▸ TO BE DONE:
Scan the listing below and copy every line holding "jądra".

▸ EXTRACTED RECORDS:
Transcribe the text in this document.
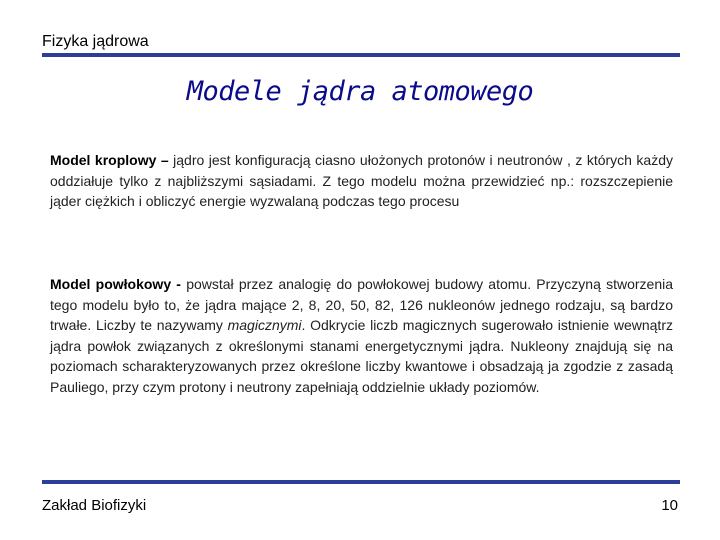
Fizyka jądrowa
Modele jądra atomowego
Model kroplowy – jądro jest konfiguracją ciasno ułożonych protonów i neutronów , z których każdy oddziałuje tylko z najbliższymi sąsiadami. Z tego modelu można przewidzieć np.: rozszczepienie jąder ciężkich i obliczyć energie wyzwalaną podczas tego procesu
Model powłokowy - powstał przez analogię do powłokowej budowy atomu. Przyczyną stworzenia tego modelu było to, że jądra mające 2, 8, 20, 50, 82, 126 nukleonów jednego rodzaju, są bardzo trwałe. Liczby te nazywamy magicznymi. Odkrycie liczb magicznych sugerowało istnienie wewnątrz jądra powłok związanych z określonymi stanami energetycznymi jądra. Nukleony znajdują się na poziomach scharakteryzowanych przez określone liczby kwantowe i obsadzają ja zgodzie z zasadą Pauliego, przy czym protony i neutrony zapełniają oddzielnie układy poziomów.
Zakład Biofizyki	10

▸ RESPONSE:
Modele jądra atomowego
Model powłokowy - powstał przez analogię do powłokowej budowy atomu. Przyczyną stworzenia tego modelu było to, że jądra mające 2, 8, 20, 50, 82, 126 nukleonów jednego rodzaju, są bardzo trwałe. Liczby te nazywamy magicznymi. Odkrycie liczb magicznych sugerowało istnienie wewnątrz jądra powłok związanych z określonymi stanami energetycznymi jądra. Nukleony znajdują się na poziomach scharakteryzowanych przez określone liczby kwantowe i obsadzają ja zgodzie z zasadą Pauliego, przy czym protony i neutrony zapełniają oddzielnie układy poziomów.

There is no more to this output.